§ Supplied material
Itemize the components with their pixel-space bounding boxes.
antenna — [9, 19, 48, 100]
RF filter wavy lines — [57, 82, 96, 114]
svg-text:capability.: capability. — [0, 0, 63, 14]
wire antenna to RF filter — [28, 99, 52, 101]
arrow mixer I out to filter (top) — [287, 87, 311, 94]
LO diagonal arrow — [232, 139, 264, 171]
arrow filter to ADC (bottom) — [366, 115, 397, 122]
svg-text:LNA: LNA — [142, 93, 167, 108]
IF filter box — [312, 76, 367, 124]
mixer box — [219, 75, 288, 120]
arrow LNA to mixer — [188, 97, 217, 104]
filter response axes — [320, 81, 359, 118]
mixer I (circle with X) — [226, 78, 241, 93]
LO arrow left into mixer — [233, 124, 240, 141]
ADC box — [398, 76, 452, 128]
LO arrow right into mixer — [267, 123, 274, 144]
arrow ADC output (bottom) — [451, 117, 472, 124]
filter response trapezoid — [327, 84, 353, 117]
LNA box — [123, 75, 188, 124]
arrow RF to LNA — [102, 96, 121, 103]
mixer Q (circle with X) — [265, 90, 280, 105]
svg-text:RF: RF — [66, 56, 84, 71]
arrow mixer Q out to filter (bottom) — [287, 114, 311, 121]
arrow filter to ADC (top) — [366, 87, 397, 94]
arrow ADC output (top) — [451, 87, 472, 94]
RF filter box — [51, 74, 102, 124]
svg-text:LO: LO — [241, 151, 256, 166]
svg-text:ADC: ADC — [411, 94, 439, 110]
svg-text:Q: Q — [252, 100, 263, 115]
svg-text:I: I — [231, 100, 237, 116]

* * *

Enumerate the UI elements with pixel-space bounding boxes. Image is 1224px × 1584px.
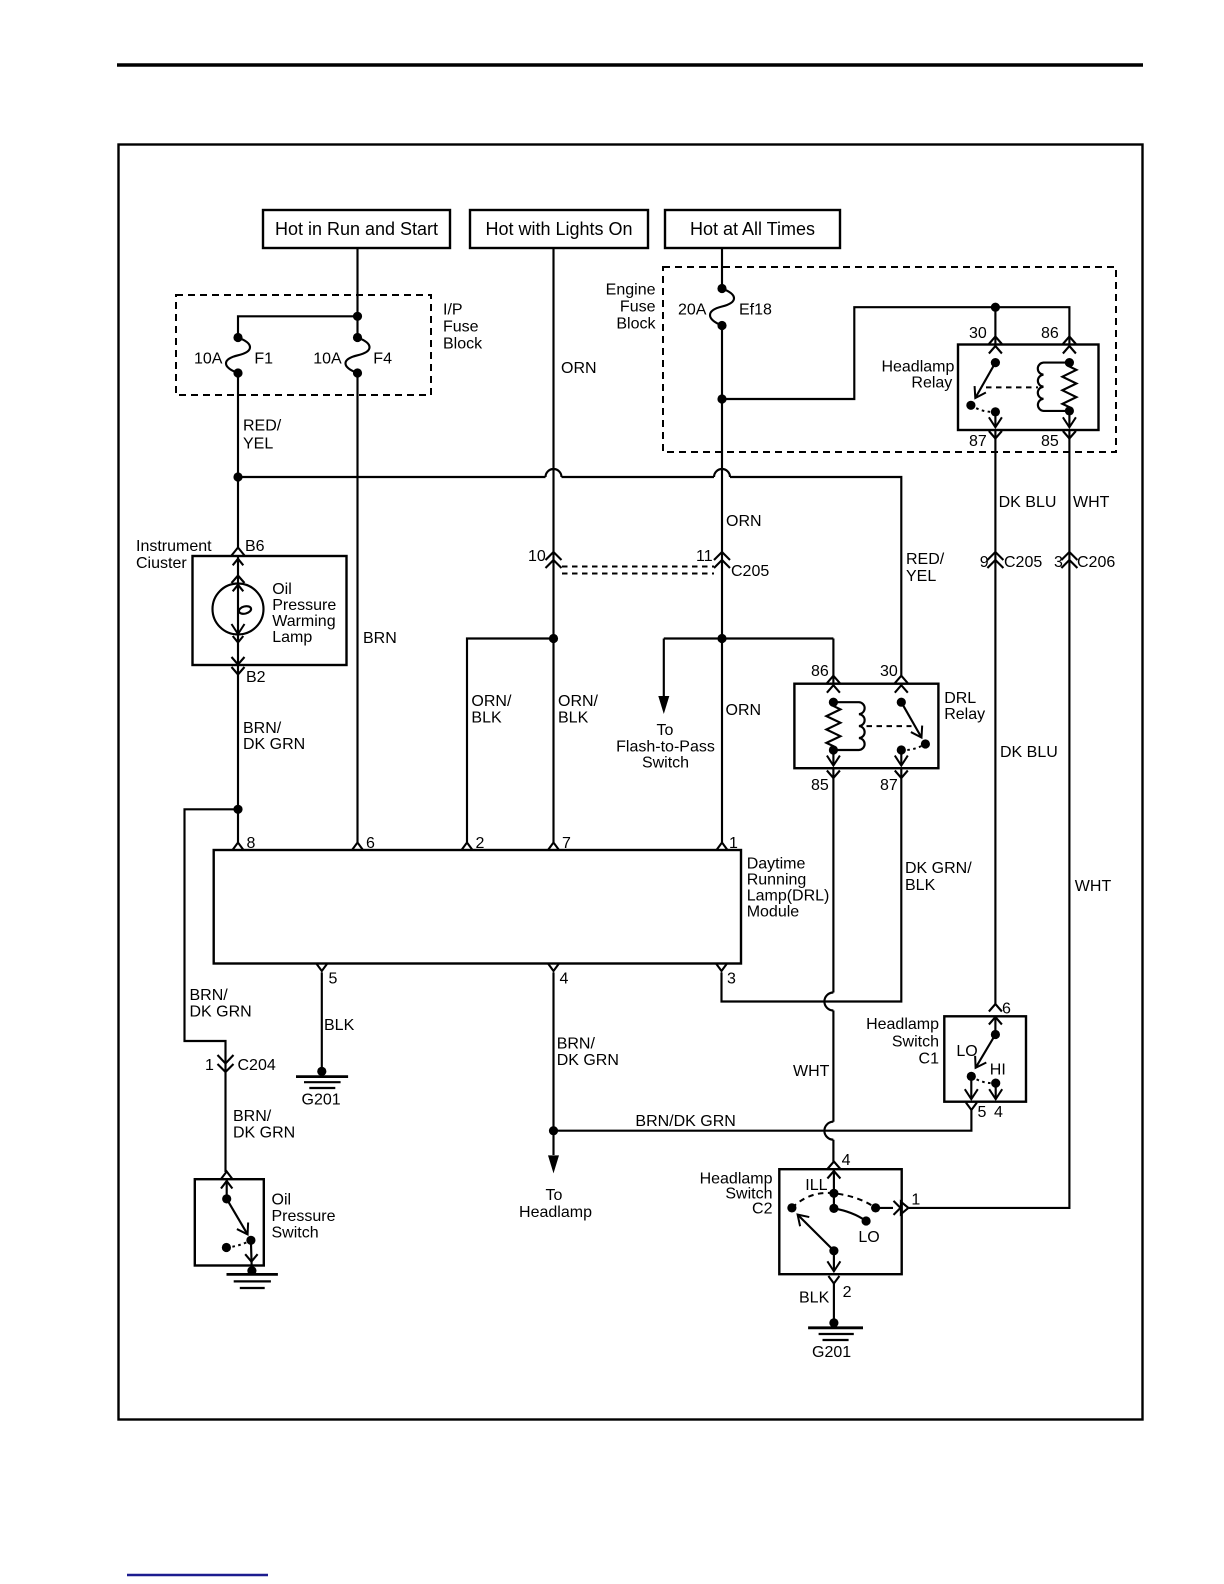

§ What is expected
Report how many rows contain the string "circle", giving only the number.

§ Correct answer
2